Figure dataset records
________________________
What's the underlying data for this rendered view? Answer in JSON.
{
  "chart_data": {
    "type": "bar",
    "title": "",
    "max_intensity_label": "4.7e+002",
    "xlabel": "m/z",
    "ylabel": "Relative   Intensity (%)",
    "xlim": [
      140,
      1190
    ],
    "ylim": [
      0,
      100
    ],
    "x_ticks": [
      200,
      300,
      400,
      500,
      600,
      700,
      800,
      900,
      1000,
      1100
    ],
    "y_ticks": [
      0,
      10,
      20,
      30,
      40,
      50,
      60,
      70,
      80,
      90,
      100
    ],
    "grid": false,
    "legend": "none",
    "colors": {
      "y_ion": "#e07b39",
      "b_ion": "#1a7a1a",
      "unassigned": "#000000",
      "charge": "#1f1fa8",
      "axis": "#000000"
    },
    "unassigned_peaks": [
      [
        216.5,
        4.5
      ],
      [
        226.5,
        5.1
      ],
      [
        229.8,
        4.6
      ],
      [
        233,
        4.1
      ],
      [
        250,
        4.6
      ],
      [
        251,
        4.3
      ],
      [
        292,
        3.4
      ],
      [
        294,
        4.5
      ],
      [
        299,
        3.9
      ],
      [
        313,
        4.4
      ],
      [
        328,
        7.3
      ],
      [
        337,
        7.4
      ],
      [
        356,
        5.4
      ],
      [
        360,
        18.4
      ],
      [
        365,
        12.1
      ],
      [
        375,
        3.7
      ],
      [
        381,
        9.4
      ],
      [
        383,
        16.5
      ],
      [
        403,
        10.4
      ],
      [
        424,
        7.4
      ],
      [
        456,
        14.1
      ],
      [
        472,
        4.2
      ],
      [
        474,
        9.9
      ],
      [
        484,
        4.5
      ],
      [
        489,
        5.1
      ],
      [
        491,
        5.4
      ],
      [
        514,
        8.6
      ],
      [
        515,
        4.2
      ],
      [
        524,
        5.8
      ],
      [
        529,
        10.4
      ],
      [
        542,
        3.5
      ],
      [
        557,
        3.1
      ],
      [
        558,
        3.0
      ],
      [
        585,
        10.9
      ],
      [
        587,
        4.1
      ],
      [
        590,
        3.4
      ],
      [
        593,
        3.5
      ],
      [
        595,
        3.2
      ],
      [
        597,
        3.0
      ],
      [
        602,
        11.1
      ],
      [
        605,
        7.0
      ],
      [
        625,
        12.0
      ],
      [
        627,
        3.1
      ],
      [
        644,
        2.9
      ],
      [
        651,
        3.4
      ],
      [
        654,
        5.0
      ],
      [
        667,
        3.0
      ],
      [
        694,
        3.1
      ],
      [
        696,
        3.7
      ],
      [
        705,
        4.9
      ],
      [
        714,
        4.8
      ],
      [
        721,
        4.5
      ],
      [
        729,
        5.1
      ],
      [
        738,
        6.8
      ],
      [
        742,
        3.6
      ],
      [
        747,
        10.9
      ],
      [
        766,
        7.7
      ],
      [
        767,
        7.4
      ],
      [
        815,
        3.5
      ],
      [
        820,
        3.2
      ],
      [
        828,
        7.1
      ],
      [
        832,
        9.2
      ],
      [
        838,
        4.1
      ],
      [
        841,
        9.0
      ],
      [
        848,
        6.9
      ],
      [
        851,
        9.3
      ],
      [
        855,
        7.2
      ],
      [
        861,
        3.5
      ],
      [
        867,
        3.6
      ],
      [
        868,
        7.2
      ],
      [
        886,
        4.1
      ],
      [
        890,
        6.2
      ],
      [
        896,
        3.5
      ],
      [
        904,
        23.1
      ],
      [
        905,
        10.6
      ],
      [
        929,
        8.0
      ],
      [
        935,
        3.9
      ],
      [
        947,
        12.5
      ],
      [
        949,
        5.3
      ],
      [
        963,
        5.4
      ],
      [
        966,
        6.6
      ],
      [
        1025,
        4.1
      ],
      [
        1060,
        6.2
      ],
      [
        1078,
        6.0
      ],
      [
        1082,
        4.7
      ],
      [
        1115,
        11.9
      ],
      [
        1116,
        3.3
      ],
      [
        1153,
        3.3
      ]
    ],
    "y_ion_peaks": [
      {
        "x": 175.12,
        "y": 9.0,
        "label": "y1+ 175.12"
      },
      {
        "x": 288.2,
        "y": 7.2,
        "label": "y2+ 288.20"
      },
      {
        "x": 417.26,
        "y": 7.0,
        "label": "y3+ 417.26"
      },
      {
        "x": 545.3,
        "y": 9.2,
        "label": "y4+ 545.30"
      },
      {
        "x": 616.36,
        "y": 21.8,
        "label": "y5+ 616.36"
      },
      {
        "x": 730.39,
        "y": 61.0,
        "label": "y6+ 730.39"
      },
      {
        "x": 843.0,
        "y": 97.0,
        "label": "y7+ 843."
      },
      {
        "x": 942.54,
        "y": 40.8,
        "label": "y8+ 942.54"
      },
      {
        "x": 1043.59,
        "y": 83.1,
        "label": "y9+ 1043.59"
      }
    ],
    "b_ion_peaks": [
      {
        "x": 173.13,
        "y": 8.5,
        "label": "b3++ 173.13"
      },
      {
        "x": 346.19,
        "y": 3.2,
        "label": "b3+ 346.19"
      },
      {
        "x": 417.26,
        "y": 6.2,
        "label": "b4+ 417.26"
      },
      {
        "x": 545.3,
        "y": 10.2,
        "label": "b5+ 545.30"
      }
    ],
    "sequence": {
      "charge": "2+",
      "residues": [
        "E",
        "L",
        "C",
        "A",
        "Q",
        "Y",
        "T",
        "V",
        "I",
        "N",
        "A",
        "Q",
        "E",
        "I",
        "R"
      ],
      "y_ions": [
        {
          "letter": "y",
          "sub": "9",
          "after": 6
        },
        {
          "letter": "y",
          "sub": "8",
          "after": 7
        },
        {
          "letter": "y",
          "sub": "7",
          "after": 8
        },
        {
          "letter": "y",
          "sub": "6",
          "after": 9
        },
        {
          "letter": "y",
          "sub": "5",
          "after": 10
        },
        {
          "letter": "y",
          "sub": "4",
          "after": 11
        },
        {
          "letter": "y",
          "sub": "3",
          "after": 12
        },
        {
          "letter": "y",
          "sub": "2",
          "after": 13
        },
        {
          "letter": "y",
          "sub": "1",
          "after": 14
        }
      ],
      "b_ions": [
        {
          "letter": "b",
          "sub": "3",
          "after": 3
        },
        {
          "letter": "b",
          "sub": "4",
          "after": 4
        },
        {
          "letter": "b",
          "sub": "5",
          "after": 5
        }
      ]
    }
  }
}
________________________
● Task goal: Pick out lines containing the word "after", each one as written.

● The solution:
          "after": 6
          "after": 7
          "after": 8
          "after": 9
          "after": 10
          "after": 11
          "after": 12
          "after": 13
          "after": 14
          "after": 3
          "after": 4
          "after": 5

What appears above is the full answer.